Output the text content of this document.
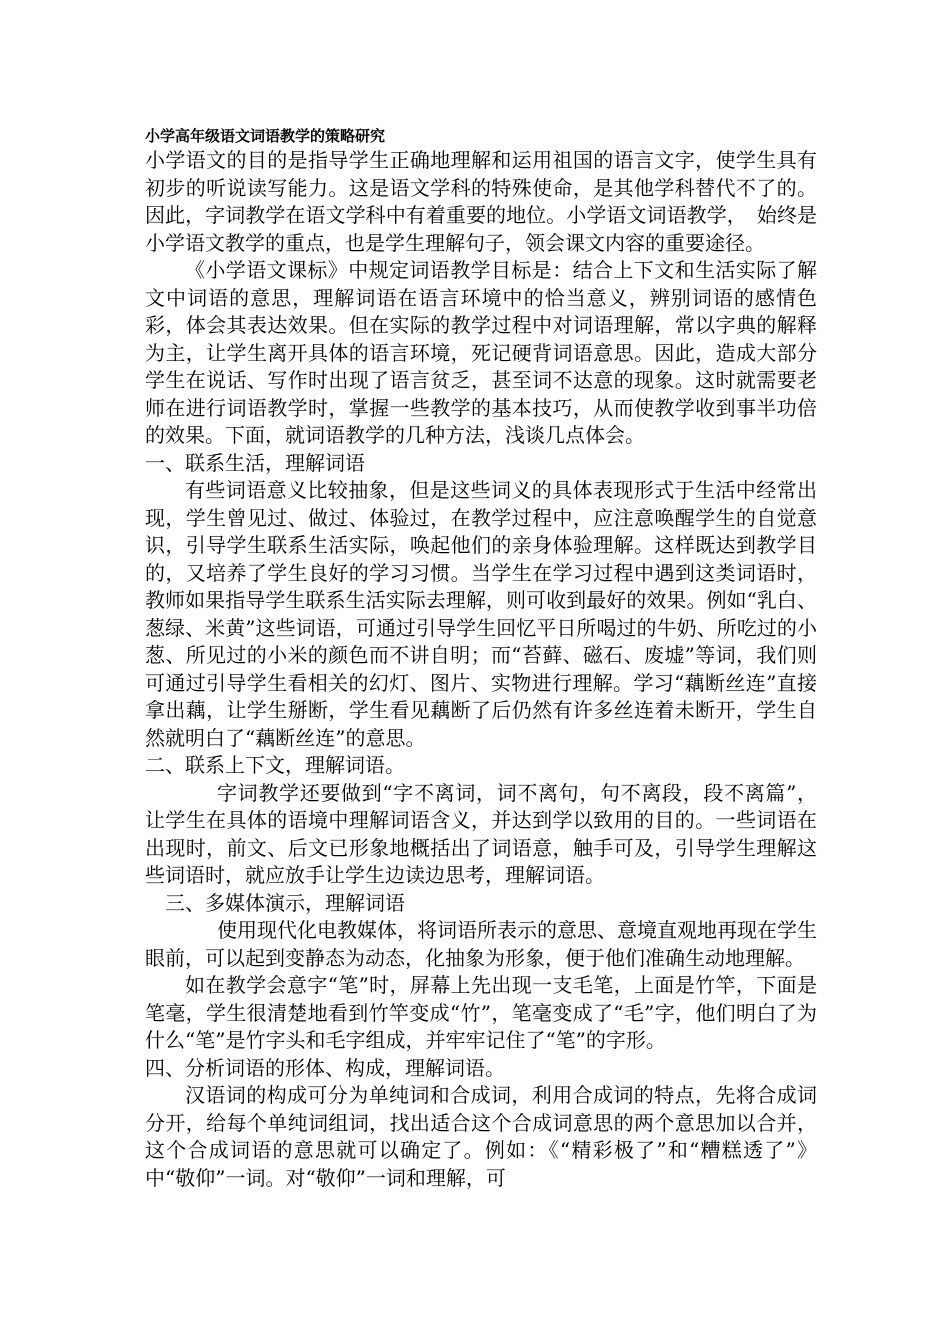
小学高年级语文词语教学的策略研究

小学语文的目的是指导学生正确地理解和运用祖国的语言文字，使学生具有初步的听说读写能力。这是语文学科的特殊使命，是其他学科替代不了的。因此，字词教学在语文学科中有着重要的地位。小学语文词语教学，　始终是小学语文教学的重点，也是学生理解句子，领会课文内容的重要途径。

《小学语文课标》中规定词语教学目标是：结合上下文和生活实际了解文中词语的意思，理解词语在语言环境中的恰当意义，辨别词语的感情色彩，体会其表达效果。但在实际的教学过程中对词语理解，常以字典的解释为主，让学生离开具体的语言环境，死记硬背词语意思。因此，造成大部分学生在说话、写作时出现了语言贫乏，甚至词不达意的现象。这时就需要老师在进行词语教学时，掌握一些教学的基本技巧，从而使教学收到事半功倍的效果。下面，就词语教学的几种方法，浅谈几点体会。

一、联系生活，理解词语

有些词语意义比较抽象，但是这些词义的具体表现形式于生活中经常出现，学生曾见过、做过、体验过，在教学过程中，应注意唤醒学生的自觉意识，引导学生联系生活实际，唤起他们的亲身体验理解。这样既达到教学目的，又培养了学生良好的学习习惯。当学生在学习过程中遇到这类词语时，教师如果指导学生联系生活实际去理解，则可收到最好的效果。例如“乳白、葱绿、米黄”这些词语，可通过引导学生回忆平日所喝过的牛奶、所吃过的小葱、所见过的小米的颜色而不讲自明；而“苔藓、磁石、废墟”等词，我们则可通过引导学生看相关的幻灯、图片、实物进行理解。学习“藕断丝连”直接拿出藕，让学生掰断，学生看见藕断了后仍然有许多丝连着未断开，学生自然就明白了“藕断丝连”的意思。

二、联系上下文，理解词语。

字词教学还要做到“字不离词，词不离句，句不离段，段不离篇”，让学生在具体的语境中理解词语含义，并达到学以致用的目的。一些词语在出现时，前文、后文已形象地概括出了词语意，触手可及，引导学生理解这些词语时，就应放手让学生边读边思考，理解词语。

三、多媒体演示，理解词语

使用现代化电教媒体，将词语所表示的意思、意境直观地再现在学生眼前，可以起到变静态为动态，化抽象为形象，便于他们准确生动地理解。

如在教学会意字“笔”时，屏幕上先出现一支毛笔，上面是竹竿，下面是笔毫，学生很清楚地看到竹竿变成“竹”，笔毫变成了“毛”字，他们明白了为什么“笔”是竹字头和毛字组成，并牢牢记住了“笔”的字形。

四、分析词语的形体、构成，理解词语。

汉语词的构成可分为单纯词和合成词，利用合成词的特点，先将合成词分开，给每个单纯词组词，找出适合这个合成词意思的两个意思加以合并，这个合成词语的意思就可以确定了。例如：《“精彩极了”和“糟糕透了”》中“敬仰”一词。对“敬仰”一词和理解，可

==

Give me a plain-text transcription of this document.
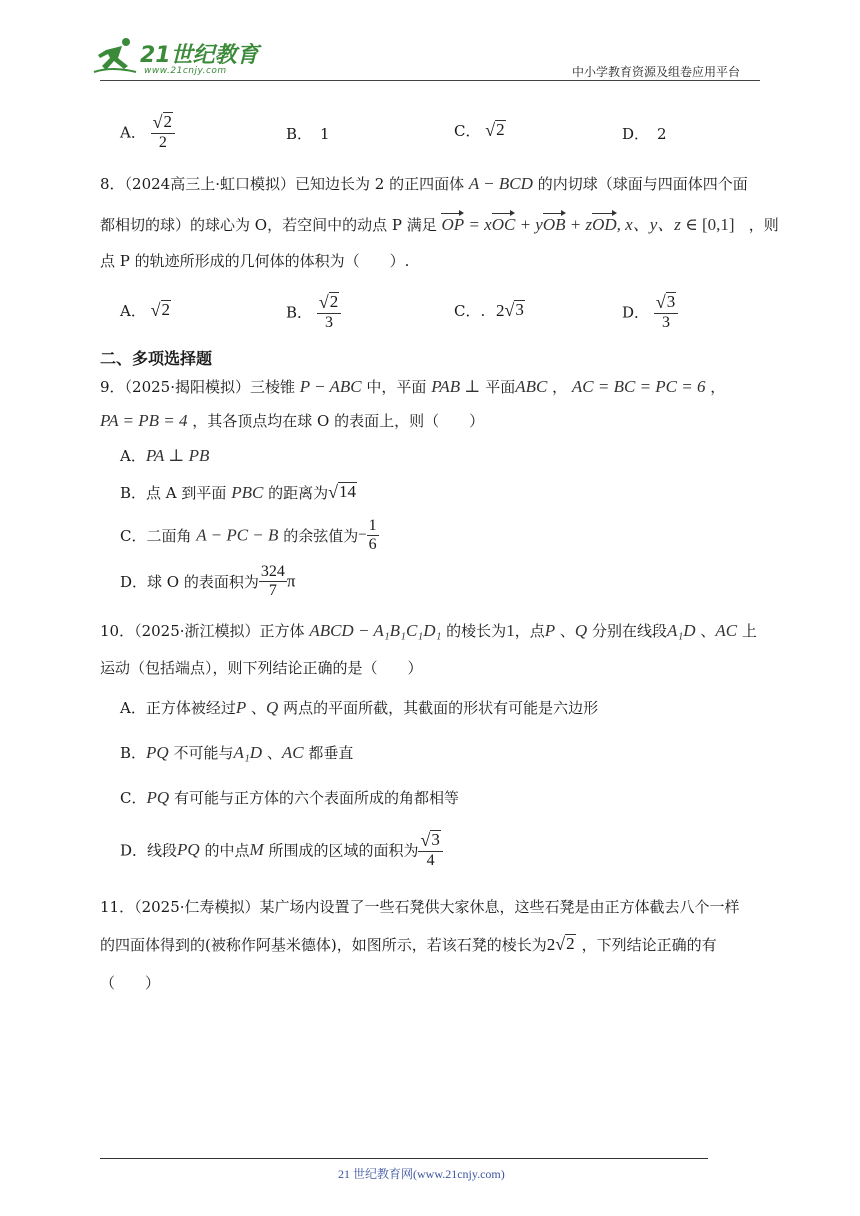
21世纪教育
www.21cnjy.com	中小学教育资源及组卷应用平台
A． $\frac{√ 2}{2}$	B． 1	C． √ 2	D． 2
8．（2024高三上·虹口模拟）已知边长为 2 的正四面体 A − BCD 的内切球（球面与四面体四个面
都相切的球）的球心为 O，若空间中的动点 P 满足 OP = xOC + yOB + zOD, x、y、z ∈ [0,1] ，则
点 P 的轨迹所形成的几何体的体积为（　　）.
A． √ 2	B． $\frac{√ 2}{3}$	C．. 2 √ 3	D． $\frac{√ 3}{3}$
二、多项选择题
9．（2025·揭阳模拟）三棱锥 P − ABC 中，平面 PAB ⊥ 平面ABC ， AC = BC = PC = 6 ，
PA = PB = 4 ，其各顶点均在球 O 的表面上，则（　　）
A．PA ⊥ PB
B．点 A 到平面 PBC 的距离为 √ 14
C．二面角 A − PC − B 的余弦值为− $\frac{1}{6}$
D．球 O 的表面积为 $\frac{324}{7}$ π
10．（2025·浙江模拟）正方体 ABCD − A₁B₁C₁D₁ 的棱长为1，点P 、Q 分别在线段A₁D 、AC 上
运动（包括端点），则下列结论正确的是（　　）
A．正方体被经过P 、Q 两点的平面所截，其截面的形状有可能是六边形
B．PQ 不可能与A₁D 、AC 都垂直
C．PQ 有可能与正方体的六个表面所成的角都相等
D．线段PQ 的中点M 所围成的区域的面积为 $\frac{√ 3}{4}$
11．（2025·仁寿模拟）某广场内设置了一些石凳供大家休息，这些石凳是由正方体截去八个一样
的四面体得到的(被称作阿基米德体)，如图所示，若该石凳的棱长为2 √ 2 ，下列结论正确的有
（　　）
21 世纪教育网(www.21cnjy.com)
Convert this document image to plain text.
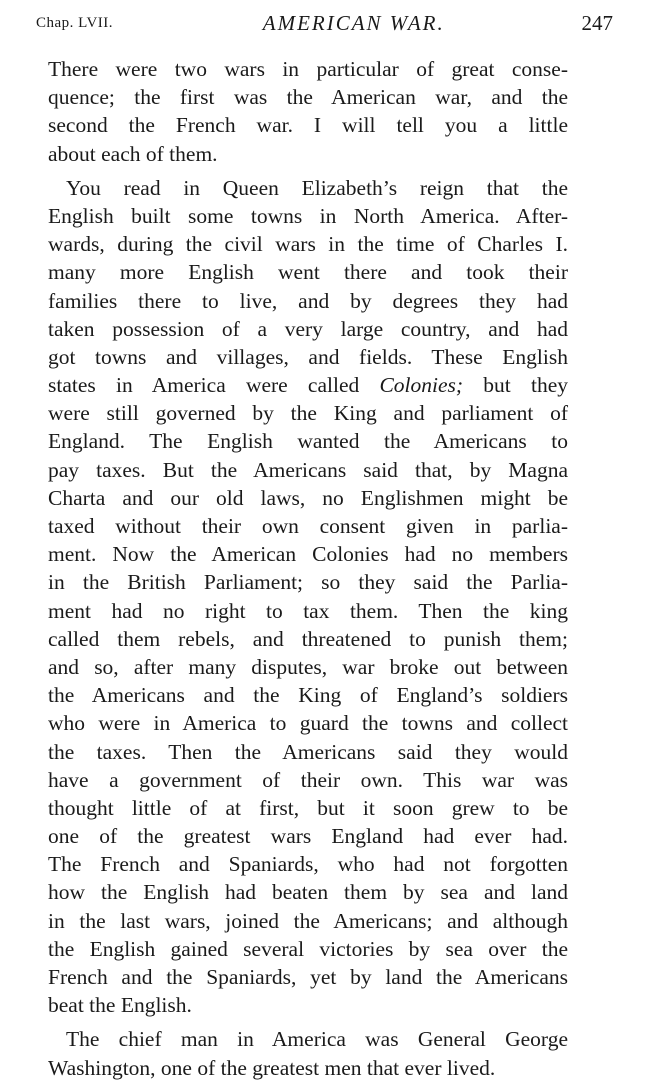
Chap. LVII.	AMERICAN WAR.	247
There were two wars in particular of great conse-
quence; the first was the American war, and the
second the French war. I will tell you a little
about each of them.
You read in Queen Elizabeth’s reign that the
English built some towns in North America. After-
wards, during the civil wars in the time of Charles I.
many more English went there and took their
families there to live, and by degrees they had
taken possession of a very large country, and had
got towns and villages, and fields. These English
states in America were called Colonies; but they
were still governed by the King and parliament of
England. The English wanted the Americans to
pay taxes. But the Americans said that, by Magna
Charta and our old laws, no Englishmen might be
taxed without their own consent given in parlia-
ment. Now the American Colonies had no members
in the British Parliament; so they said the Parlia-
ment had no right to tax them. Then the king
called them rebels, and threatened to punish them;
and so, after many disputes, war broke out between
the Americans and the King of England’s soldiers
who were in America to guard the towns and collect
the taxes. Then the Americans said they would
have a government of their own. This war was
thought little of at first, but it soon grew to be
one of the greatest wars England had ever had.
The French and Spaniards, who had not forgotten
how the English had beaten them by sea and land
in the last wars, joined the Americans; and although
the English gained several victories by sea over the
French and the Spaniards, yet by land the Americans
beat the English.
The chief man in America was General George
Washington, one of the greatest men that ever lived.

■ **YOUR OBJECTIVE**
Tell how many lines in the material contain the word "Americans". Only the number is wanted.

■ **EXERCISE RESULT**
6